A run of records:
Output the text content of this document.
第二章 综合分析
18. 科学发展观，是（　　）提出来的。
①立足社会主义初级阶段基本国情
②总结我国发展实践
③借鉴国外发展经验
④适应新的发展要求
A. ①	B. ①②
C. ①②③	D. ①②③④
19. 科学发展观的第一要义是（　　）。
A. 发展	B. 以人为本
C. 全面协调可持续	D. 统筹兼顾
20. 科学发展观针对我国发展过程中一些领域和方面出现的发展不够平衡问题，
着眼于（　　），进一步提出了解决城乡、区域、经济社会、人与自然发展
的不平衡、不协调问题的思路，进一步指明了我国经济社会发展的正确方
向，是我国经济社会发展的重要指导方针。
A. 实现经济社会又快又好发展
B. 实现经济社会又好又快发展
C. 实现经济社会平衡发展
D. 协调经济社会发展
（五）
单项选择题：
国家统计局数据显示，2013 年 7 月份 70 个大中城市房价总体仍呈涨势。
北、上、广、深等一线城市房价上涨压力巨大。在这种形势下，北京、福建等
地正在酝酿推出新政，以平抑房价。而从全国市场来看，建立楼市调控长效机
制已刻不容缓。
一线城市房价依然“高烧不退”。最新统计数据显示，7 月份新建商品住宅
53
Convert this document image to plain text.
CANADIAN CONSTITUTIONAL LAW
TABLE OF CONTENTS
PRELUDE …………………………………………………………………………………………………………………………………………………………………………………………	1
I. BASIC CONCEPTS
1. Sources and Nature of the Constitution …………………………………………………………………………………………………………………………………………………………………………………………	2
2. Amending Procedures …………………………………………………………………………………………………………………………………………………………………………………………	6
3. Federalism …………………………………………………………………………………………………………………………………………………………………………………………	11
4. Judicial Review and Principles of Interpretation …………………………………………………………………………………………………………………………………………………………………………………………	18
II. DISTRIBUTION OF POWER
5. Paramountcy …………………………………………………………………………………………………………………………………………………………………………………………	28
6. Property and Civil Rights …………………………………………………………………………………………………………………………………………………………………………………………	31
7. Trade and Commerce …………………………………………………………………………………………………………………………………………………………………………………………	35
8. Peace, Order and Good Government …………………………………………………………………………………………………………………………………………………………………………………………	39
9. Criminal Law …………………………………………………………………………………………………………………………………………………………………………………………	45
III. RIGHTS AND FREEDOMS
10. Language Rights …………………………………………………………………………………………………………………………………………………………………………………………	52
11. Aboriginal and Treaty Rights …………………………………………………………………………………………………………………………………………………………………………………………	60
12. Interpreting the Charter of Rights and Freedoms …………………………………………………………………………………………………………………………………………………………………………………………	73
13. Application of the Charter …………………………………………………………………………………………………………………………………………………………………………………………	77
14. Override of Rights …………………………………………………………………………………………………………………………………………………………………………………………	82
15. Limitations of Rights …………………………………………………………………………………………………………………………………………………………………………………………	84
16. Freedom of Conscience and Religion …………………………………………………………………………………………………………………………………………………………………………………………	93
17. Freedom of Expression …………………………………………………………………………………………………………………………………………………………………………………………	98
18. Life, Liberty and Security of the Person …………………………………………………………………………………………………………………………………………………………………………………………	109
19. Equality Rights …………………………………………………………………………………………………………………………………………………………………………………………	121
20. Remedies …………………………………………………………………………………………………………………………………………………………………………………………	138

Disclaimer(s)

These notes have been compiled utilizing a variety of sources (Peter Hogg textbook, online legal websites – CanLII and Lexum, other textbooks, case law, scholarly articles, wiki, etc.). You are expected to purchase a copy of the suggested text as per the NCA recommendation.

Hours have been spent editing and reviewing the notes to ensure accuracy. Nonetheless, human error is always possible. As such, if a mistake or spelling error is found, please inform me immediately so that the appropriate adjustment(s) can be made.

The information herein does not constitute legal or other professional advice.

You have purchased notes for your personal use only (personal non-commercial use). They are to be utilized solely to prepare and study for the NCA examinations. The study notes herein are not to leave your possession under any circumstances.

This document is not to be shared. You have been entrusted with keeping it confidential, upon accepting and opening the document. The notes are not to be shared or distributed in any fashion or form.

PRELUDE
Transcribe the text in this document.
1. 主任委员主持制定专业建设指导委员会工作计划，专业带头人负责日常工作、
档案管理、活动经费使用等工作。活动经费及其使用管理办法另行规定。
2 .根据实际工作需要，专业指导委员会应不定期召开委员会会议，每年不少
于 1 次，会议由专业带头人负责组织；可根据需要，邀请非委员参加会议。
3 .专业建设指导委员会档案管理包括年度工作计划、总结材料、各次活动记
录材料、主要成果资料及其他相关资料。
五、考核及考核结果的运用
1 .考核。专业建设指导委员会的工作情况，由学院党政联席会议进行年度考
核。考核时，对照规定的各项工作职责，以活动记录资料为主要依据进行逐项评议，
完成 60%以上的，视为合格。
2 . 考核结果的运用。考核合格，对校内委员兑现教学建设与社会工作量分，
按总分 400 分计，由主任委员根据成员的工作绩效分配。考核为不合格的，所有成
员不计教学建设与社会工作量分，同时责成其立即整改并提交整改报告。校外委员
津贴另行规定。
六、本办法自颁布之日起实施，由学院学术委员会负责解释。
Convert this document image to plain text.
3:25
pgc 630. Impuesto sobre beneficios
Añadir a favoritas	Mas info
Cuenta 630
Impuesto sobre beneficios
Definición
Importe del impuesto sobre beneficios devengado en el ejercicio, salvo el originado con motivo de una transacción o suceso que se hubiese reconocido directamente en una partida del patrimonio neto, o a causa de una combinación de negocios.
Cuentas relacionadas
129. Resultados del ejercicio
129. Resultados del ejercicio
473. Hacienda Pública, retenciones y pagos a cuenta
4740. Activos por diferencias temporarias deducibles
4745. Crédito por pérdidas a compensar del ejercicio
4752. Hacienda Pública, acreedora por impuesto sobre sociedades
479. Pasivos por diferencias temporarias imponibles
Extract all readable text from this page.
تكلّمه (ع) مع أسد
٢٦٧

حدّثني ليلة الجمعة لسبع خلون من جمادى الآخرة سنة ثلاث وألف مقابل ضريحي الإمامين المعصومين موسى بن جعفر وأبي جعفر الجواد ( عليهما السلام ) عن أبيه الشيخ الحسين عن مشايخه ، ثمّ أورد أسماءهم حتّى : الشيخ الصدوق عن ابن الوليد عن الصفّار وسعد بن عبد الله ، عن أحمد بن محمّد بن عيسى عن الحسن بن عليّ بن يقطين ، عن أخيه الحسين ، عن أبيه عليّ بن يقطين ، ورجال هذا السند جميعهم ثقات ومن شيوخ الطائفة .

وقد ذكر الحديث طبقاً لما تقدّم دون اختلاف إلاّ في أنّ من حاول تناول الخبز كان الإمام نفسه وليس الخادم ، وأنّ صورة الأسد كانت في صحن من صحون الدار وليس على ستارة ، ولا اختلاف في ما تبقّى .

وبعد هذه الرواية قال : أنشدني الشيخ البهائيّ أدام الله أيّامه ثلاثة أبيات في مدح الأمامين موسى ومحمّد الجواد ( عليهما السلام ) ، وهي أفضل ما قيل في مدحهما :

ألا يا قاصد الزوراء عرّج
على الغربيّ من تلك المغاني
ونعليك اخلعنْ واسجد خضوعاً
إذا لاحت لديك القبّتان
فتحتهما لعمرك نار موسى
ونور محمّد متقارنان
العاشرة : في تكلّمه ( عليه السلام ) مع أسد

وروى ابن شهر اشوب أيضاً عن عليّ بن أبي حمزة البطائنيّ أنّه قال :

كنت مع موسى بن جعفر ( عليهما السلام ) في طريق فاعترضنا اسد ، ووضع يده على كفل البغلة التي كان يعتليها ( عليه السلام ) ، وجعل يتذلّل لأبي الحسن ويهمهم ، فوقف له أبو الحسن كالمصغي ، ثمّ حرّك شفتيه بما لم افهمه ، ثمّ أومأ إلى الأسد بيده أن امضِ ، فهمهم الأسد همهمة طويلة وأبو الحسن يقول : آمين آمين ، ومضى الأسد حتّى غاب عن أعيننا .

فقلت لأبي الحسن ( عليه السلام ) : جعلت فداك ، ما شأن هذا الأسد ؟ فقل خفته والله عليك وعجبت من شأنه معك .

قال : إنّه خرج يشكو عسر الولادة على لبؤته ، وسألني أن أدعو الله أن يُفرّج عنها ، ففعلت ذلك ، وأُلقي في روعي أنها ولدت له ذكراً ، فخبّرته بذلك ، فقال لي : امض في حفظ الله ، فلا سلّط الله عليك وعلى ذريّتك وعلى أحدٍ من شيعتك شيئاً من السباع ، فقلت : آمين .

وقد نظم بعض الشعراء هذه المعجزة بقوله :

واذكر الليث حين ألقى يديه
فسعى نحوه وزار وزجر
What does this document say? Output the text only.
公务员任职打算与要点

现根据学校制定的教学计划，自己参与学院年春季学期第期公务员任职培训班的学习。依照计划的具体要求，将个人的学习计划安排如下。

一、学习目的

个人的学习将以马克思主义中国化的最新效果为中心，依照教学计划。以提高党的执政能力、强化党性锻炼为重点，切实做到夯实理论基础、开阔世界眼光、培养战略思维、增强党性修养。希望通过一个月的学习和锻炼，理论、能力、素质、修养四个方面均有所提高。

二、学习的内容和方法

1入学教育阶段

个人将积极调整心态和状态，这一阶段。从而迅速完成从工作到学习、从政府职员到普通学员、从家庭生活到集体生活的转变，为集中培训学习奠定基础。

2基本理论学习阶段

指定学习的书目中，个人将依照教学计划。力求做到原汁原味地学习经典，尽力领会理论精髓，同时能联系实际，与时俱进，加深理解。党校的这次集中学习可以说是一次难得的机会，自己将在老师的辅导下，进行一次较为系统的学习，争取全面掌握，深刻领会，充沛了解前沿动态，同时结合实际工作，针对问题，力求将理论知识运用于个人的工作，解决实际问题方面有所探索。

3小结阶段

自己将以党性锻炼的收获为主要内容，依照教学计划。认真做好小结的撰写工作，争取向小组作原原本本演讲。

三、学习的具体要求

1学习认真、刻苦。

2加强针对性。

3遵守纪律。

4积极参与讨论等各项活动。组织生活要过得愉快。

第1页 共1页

SHORT PROBLEM
Go through the data and gather every line that holds "لأبي".

FINISHED TASK
كنت مع موسى بن جعفر ( عليهما السلام ) في طريق فاعترضنا اسد ، ووضع يده على كفل البغلة التي كان يعتليها ( عليه السلام ) ، وجعل يتذلّل لأبي الحسن ويهمهم ، فوقف له أبو الحسن كالمصغي ، ثمّ حرّك شفتيه بما لم افهمه ، ثمّ أومأ إلى الأسد بيده أن امضِ ، فهمهم الأسد همهمة طويلة وأبو الحسن يقول : آمين آمين ، ومضى الأسد حتّى غاب عن أعيننا .
فقلت لأبي الحسن ( عليه السلام ) : جعلت فداك ، ما شأن هذا الأسد ؟ فقل خفته والله عليك وعجبت من شأنه معك .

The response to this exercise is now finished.